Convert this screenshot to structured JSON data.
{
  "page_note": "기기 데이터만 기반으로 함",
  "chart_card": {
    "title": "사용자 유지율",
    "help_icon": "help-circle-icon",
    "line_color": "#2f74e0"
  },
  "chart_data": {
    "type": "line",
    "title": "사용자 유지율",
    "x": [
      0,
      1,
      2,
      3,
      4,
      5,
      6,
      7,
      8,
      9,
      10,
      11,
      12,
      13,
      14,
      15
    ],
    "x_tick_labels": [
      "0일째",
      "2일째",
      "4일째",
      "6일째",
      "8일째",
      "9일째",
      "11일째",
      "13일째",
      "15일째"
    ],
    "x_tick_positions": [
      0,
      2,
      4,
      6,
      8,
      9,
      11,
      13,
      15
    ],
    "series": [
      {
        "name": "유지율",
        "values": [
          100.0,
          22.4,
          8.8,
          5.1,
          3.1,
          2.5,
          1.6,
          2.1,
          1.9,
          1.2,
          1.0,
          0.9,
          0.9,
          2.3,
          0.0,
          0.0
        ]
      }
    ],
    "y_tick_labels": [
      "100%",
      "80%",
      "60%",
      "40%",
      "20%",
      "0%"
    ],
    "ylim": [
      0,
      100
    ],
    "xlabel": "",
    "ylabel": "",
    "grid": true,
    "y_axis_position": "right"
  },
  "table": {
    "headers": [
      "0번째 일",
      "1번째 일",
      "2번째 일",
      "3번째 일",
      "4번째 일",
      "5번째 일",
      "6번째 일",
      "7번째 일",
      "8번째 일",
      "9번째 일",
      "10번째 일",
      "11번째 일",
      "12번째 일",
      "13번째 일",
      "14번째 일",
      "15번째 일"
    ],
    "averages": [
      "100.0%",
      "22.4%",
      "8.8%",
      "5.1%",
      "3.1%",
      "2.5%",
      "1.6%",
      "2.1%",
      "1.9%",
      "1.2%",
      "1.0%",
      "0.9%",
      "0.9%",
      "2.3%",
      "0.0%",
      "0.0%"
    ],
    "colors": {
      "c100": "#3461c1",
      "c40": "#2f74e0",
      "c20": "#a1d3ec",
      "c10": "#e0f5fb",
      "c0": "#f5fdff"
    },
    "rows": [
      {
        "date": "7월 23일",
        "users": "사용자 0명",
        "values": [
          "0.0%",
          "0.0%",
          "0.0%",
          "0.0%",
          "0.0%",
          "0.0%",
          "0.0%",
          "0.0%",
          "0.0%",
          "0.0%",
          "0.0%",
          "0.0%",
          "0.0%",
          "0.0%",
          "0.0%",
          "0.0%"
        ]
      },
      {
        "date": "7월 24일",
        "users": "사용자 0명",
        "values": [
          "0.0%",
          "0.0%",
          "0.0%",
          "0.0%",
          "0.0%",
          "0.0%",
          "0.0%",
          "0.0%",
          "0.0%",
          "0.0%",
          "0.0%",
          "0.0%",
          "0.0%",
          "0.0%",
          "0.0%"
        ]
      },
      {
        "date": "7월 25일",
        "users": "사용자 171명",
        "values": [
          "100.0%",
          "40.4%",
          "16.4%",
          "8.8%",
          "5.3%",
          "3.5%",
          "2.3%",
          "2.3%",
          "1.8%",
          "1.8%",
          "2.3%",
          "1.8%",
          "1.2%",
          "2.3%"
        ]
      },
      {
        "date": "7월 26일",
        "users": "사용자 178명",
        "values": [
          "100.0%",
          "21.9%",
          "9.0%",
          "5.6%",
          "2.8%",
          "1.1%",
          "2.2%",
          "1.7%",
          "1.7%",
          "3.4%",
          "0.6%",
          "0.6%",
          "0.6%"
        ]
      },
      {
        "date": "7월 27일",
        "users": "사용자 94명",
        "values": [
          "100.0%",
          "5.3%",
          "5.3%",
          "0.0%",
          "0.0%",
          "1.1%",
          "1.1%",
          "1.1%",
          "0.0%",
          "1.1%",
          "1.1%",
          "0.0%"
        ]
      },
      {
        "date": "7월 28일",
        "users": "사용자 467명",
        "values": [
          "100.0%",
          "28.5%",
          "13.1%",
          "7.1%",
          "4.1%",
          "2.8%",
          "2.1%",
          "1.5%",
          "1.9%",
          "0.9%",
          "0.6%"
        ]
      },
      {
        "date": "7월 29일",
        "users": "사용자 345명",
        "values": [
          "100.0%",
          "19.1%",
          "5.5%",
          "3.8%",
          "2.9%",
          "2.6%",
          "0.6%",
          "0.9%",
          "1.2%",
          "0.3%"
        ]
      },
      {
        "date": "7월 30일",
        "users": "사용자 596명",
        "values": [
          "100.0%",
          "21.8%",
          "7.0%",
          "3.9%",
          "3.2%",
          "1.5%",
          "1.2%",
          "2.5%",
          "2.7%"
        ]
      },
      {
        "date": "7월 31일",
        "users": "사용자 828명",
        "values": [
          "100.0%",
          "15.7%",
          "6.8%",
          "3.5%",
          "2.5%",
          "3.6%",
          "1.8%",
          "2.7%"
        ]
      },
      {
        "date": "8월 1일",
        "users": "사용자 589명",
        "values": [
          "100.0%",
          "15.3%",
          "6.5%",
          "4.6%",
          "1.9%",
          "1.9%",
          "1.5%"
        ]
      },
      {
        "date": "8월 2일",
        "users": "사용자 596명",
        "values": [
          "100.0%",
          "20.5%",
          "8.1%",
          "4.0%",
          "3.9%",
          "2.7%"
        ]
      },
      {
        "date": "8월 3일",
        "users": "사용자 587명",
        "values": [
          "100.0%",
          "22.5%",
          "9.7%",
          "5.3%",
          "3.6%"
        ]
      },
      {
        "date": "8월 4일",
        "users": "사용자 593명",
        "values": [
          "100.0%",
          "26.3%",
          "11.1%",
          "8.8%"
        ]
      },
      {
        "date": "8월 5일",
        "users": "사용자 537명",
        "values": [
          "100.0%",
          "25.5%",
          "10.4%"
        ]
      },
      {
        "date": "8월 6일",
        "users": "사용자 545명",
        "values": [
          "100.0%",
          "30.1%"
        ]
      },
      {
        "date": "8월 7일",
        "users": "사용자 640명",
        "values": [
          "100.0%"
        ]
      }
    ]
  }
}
-----
• _What the task asks_: Output the whole listing above again, word for word.

• _Task output_:
Convert this screenshot to structured JSON data.
{
  "page_note": "기기 데이터만 기반으로 함",
  "chart_card": {
    "title": "사용자 유지율",
    "help_icon": "help-circle-icon",
    "line_color": "#2f74e0"
  },
  "chart_data": {
    "type": "line",
    "title": "사용자 유지율",
    "x": [
      0,
      1,
      2,
      3,
      4,
      5,
      6,
      7,
      8,
      9,
      10,
      11,
      12,
      13,
      14,
      15
    ],
    "x_tick_labels": [
      "0일째",
      "2일째",
      "4일째",
      "6일째",
      "8일째",
      "9일째",
      "11일째",
      "13일째",
      "15일째"
    ],
    "x_tick_positions": [
      0,
      2,
      4,
      6,
      8,
      9,
      11,
      13,
      15
    ],
    "series": [
      {
        "name": "유지율",
        "values": [
          100.0,
          22.4,
          8.8,
          5.1,
          3.1,
          2.5,
          1.6,
          2.1,
          1.9,
          1.2,
          1.0,
          0.9,
          0.9,
          2.3,
          0.0,
          0.0
        ]
      }
    ],
    "y_tick_labels": [
      "100%",
      "80%",
      "60%",
      "40%",
      "20%",
      "0%"
    ],
    "ylim": [
      0,
      100
    ],
    "xlabel": "",
    "ylabel": "",
    "grid": true,
    "y_axis_position": "right"
  },
  "table": {
    "headers": [
      "0번째 일",
      "1번째 일",
      "2번째 일",
      "3번째 일",
      "4번째 일",
      "5번째 일",
      "6번째 일",
      "7번째 일",
      "8번째 일",
      "9번째 일",
      "10번째 일",
      "11번째 일",
      "12번째 일",
      "13번째 일",
      "14번째 일",
      "15번째 일"
    ],
    "averages": [
      "100.0%",
      "22.4%",
      "8.8%",
      "5.1%",
      "3.1%",
      "2.5%",
      "1.6%",
      "2.1%",
      "1.9%",
      "1.2%",
      "1.0%",
      "0.9%",
      "0.9%",
      "2.3%",
      "0.0%",
      "0.0%"
    ],
    "colors": {
      "c100": "#3461c1",
      "c40": "#2f74e0",
      "c20": "#a1d3ec",
      "c10": "#e0f5fb",
      "c0": "#f5fdff"
    },
    "rows": [
      {
        "date": "7월 23일",
        "users": "사용자 0명",
        "values": [
          "0.0%",
          "0.0%",
          "0.0%",
          "0.0%",
          "0.0%",
          "0.0%",
          "0.0%",
          "0.0%",
          "0.0%",
          "0.0%",
          "0.0%",
          "0.0%",
          "0.0%",
          "0.0%",
          "0.0%",
          "0.0%"
        ]
      },
      {
        "date": "7월 24일",
        "users": "사용자 0명",
        "values": [
          "0.0%",
          "0.0%",
          "0.0%",
          "0.0%",
          "0.0%",
          "0.0%",
          "0.0%",
          "0.0%",
          "0.0%",
          "0.0%",
          "0.0%",
          "0.0%",
          "0.0%",
          "0.0%",
          "0.0%"
        ]
      },
      {
        "date": "7월 25일",
        "users": "사용자 171명",
        "values": [
          "100.0%",
          "40.4%",
          "16.4%",
          "8.8%",
          "5.3%",
          "3.5%",
          "2.3%",
          "2.3%",
          "1.8%",
          "1.8%",
          "2.3%",
          "1.8%",
          "1.2%",
          "2.3%"
        ]
      },
      {
        "date": "7월 26일",
        "users": "사용자 178명",
        "values": [
          "100.0%",
          "21.9%",
          "9.0%",
          "5.6%",
          "2.8%",
          "1.1%",
          "2.2%",
          "1.7%",
          "1.7%",
          "3.4%",
          "0.6%",
          "0.6%",
          "0.6%"
        ]
      },
      {
        "date": "7월 27일",
        "users": "사용자 94명",
        "values": [
          "100.0%",
          "5.3%",
          "5.3%",
          "0.0%",
          "0.0%",
          "1.1%",
          "1.1%",
          "1.1%",
          "0.0%",
          "1.1%",
          "1.1%",
          "0.0%"
        ]
      },
      {
        "date": "7월 28일",
        "users": "사용자 467명",
        "values": [
          "100.0%",
          "28.5%",
          "13.1%",
          "7.1%",
          "4.1%",
          "2.8%",
          "2.1%",
          "1.5%",
          "1.9%",
          "0.9%",
          "0.6%"
        ]
      },
      {
        "date": "7월 29일",
        "users": "사용자 345명",
        "values": [
          "100.0%",
          "19.1%",
          "5.5%",
          "3.8%",
          "2.9%",
          "2.6%",
          "0.6%",
          "0.9%",
          "1.2%",
          "0.3%"
        ]
      },
      {
        "date": "7월 30일",
        "users": "사용자 596명",
        "values": [
          "100.0%",
          "21.8%",
          "7.0%",
          "3.9%",
          "3.2%",
          "1.5%",
          "1.2%",
          "2.5%",
          "2.7%"
        ]
      },
      {
        "date": "7월 31일",
        "users": "사용자 828명",
        "values": [
          "100.0%",
          "15.7%",
          "6.8%",
          "3.5%",
          "2.5%",
          "3.6%",
          "1.8%",
          "2.7%"
        ]
      },
      {
        "date": "8월 1일",
        "users": "사용자 589명",
        "values": [
          "100.0%",
          "15.3%",
          "6.5%",
          "4.6%",
          "1.9%",
          "1.9%",
          "1.5%"
        ]
      },
      {
        "date": "8월 2일",
        "users": "사용자 596명",
        "values": [
          "100.0%",
          "20.5%",
          "8.1%",
          "4.0%",
          "3.9%",
          "2.7%"
        ]
      },
      {
        "date": "8월 3일",
        "users": "사용자 587명",
        "values": [
          "100.0%",
          "22.5%",
          "9.7%",
          "5.3%",
          "3.6%"
        ]
      },
      {
        "date": "8월 4일",
        "users": "사용자 593명",
        "values": [
          "100.0%",
          "26.3%",
          "11.1%",
          "8.8%"
        ]
      },
      {
        "date": "8월 5일",
        "users": "사용자 537명",
        "values": [
          "100.0%",
          "25.5%",
          "10.4%"
        ]
      },
      {
        "date": "8월 6일",
        "users": "사용자 545명",
        "values": [
          "100.0%",
          "30.1%"
        ]
      },
      {
        "date": "8월 7일",
        "users": "사용자 640명",
        "values": [
          "100.0%"
        ]
      }
    ]
  }
}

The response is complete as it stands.